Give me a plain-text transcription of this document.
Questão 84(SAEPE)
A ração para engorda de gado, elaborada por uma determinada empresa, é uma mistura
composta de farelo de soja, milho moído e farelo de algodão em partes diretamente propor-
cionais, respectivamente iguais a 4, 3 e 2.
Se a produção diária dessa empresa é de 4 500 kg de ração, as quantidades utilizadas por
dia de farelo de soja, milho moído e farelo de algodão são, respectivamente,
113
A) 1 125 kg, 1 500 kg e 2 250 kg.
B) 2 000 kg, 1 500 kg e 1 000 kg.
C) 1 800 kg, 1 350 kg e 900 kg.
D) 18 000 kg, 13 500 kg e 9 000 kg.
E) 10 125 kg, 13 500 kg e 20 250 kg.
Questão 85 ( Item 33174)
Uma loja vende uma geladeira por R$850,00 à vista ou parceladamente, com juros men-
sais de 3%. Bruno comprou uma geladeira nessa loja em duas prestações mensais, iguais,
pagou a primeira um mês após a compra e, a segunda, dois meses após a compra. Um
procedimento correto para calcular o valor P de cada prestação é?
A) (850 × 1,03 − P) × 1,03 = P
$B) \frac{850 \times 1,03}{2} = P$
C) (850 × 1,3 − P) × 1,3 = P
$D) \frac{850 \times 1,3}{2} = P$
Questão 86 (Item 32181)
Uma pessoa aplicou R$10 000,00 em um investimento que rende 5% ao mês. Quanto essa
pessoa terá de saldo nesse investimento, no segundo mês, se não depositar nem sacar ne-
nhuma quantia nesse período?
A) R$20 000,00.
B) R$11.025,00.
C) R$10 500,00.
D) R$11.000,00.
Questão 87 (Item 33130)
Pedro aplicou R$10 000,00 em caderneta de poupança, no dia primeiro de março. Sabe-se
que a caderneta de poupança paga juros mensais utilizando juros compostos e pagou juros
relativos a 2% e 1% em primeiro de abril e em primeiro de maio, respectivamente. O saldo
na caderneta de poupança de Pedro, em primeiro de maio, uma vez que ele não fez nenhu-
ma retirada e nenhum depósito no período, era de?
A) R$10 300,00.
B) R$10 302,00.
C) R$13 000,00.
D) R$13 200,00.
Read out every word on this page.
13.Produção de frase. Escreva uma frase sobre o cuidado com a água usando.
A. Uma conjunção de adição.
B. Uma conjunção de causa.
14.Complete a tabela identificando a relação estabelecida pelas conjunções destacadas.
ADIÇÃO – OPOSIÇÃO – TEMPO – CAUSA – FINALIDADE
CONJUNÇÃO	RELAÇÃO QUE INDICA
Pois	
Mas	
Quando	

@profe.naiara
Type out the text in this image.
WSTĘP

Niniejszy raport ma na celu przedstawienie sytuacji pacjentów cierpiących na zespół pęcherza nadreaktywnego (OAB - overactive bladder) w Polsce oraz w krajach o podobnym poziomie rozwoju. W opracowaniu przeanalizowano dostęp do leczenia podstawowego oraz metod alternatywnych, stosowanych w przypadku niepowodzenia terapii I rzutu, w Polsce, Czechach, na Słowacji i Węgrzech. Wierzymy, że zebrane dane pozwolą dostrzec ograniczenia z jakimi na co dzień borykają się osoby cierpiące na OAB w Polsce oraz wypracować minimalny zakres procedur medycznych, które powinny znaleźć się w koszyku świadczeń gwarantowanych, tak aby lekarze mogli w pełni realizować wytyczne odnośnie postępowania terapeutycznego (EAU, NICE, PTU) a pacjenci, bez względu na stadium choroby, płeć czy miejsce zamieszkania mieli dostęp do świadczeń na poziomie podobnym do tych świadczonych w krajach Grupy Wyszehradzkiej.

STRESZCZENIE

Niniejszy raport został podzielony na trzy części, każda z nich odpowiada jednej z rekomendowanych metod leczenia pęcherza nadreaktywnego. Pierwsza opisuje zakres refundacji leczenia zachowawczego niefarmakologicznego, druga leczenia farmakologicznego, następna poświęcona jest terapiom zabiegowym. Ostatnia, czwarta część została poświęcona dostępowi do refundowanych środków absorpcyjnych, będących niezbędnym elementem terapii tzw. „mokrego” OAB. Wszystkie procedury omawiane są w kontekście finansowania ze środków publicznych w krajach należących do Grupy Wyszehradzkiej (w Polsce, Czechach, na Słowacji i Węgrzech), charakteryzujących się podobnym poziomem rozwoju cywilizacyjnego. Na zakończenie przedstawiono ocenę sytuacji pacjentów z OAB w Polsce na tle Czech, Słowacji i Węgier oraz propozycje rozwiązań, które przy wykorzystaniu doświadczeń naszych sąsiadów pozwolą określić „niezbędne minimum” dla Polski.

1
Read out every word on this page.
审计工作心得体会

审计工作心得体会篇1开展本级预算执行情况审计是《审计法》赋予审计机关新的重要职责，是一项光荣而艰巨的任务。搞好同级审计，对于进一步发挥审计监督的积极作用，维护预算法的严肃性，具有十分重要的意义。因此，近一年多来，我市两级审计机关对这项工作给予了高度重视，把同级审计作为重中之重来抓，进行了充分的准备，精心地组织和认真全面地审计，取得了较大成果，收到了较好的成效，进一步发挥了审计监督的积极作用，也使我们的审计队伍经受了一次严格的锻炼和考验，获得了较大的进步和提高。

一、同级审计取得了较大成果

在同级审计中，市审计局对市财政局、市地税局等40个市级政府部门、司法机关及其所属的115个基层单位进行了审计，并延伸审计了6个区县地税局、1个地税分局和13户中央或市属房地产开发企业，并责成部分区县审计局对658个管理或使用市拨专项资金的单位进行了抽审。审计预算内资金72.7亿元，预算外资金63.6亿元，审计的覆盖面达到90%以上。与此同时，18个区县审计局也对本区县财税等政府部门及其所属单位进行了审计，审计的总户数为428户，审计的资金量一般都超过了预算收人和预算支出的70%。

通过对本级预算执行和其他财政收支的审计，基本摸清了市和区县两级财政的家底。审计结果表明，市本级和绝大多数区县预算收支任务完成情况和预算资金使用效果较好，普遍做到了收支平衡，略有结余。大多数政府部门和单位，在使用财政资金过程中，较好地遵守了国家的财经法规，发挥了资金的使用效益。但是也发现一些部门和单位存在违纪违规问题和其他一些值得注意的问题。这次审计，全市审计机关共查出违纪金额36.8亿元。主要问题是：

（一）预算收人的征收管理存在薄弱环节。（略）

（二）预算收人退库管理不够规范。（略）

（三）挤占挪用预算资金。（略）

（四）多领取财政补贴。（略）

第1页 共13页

═══

Problem details:
Copy all the records above precisely.

Task output:
Give me a plain-text transcription of this document.
Questão 84(SAEPE)
A ração para engorda de gado, elaborada por uma determinada empresa, é uma mistura
composta de farelo de soja, milho moído e farelo de algodão em partes diretamente propor-
cionais, respectivamente iguais a 4, 3 e 2.
Se a produção diária dessa empresa é de 4 500 kg de ração, as quantidades utilizadas por
dia de farelo de soja, milho moído e farelo de algodão são, respectivamente,
113
A) 1 125 kg, 1 500 kg e 2 250 kg.
B) 2 000 kg, 1 500 kg e 1 000 kg.
C) 1 800 kg, 1 350 kg e 900 kg.
D) 18 000 kg, 13 500 kg e 9 000 kg.
E) 10 125 kg, 13 500 kg e 20 250 kg.
Questão 85 ( Item 33174)
Uma loja vende uma geladeira por R$850,00 à vista ou parceladamente, com juros men-
sais de 3%. Bruno comprou uma geladeira nessa loja em duas prestações mensais, iguais,
pagou a primeira um mês após a compra e, a segunda, dois meses após a compra. Um
procedimento correto para calcular o valor P de cada prestação é?
A) (850 × 1,03 − P) × 1,03 = P
$B) \frac{850 \times 1,03}{2} = P$
C) (850 × 1,3 − P) × 1,3 = P
$D) \frac{850 \times 1,3}{2} = P$
Questão 86 (Item 32181)
Uma pessoa aplicou R$10 000,00 em um investimento que rende 5% ao mês. Quanto essa
pessoa terá de saldo nesse investimento, no segundo mês, se não depositar nem sacar ne-
nhuma quantia nesse período?
A) R$20 000,00.
B) R$11.025,00.
C) R$10 500,00.
D) R$11.000,00.
Questão 87 (Item 33130)
Pedro aplicou R$10 000,00 em caderneta de poupança, no dia primeiro de março. Sabe-se
que a caderneta de poupança paga juros mensais utilizando juros compostos e pagou juros
relativos a 2% e 1% em primeiro de abril e em primeiro de maio, respectivamente. O saldo
na caderneta de poupança de Pedro, em primeiro de maio, uma vez que ele não fez nenhu-
ma retirada e nenhum depósito no período, era de?
A) R$10 300,00.
B) R$10 302,00.
C) R$13 000,00.
D) R$13 200,00.
Read out every word on this page.
13.Produção de frase. Escreva uma frase sobre o cuidado com a água usando.
A. Uma conjunção de adição.
B. Uma conjunção de causa.
14.Complete a tabela identificando a relação estabelecida pelas conjunções destacadas.
ADIÇÃO – OPOSIÇÃO – TEMPO – CAUSA – FINALIDADE
CONJUNÇÃO	RELAÇÃO QUE INDICA
Pois	
Mas	
Quando	

@profe.naiara
Type out the text in this image.
WSTĘP

Niniejszy raport ma na celu przedstawienie sytuacji pacjentów cierpiących na zespół pęcherza nadreaktywnego (OAB - overactive bladder) w Polsce oraz w krajach o podobnym poziomie rozwoju. W opracowaniu przeanalizowano dostęp do leczenia podstawowego oraz metod alternatywnych, stosowanych w przypadku niepowodzenia terapii I rzutu, w Polsce, Czechach, na Słowacji i Węgrzech. Wierzymy, że zebrane dane pozwolą dostrzec ograniczenia z jakimi na co dzień borykają się osoby cierpiące na OAB w Polsce oraz wypracować minimalny zakres procedur medycznych, które powinny znaleźć się w koszyku świadczeń gwarantowanych, tak aby lekarze mogli w pełni realizować wytyczne odnośnie postępowania terapeutycznego (EAU, NICE, PTU) a pacjenci, bez względu na stadium choroby, płeć czy miejsce zamieszkania mieli dostęp do świadczeń na poziomie podobnym do tych świadczonych w krajach Grupy Wyszehradzkiej.

STRESZCZENIE

Niniejszy raport został podzielony na trzy części, każda z nich odpowiada jednej z rekomendowanych metod leczenia pęcherza nadreaktywnego. Pierwsza opisuje zakres refundacji leczenia zachowawczego niefarmakologicznego, druga leczenia farmakologicznego, następna poświęcona jest terapiom zabiegowym. Ostatnia, czwarta część została poświęcona dostępowi do refundowanych środków absorpcyjnych, będących niezbędnym elementem terapii tzw. „mokrego” OAB. Wszystkie procedury omawiane są w kontekście finansowania ze środków publicznych w krajach należących do Grupy Wyszehradzkiej (w Polsce, Czechach, na Słowacji i Węgrzech), charakteryzujących się podobnym poziomem rozwoju cywilizacyjnego. Na zakończenie przedstawiono ocenę sytuacji pacjentów z OAB w Polsce na tle Czech, Słowacji i Węgier oraz propozycje rozwiązań, które przy wykorzystaniu doświadczeń naszych sąsiadów pozwolą określić „niezbędne minimum” dla Polski.

1
Read out every word on this page.
审计工作心得体会

审计工作心得体会篇1开展本级预算执行情况审计是《审计法》赋予审计机关新的重要职责，是一项光荣而艰巨的任务。搞好同级审计，对于进一步发挥审计监督的积极作用，维护预算法的严肃性，具有十分重要的意义。因此，近一年多来，我市两级审计机关对这项工作给予了高度重视，把同级审计作为重中之重来抓，进行了充分的准备，精心地组织和认真全面地审计，取得了较大成果，收到了较好的成效，进一步发挥了审计监督的积极作用，也使我们的审计队伍经受了一次严格的锻炼和考验，获得了较大的进步和提高。

一、同级审计取得了较大成果

在同级审计中，市审计局对市财政局、市地税局等40个市级政府部门、司法机关及其所属的115个基层单位进行了审计，并延伸审计了6个区县地税局、1个地税分局和13户中央或市属房地产开发企业，并责成部分区县审计局对658个管理或使用市拨专项资金的单位进行了抽审。审计预算内资金72.7亿元，预算外资金63.6亿元，审计的覆盖面达到90%以上。与此同时，18个区县审计局也对本区县财税等政府部门及其所属单位进行了审计，审计的总户数为428户，审计的资金量一般都超过了预算收人和预算支出的70%。

通过对本级预算执行和其他财政收支的审计，基本摸清了市和区县两级财政的家底。审计结果表明，市本级和绝大多数区县预算收支任务完成情况和预算资金使用效果较好，普遍做到了收支平衡，略有结余。大多数政府部门和单位，在使用财政资金过程中，较好地遵守了国家的财经法规，发挥了资金的使用效益。但是也发现一些部门和单位存在违纪违规问题和其他一些值得注意的问题。这次审计，全市审计机关共查出违纪金额36.8亿元。主要问题是：

（一）预算收人的征收管理存在薄弱环节。（略）

（二）预算收人退库管理不够规范。（略）

（三）挤占挪用预算资金。（略）

（四）多领取财政补贴。（略）

第1页 共13页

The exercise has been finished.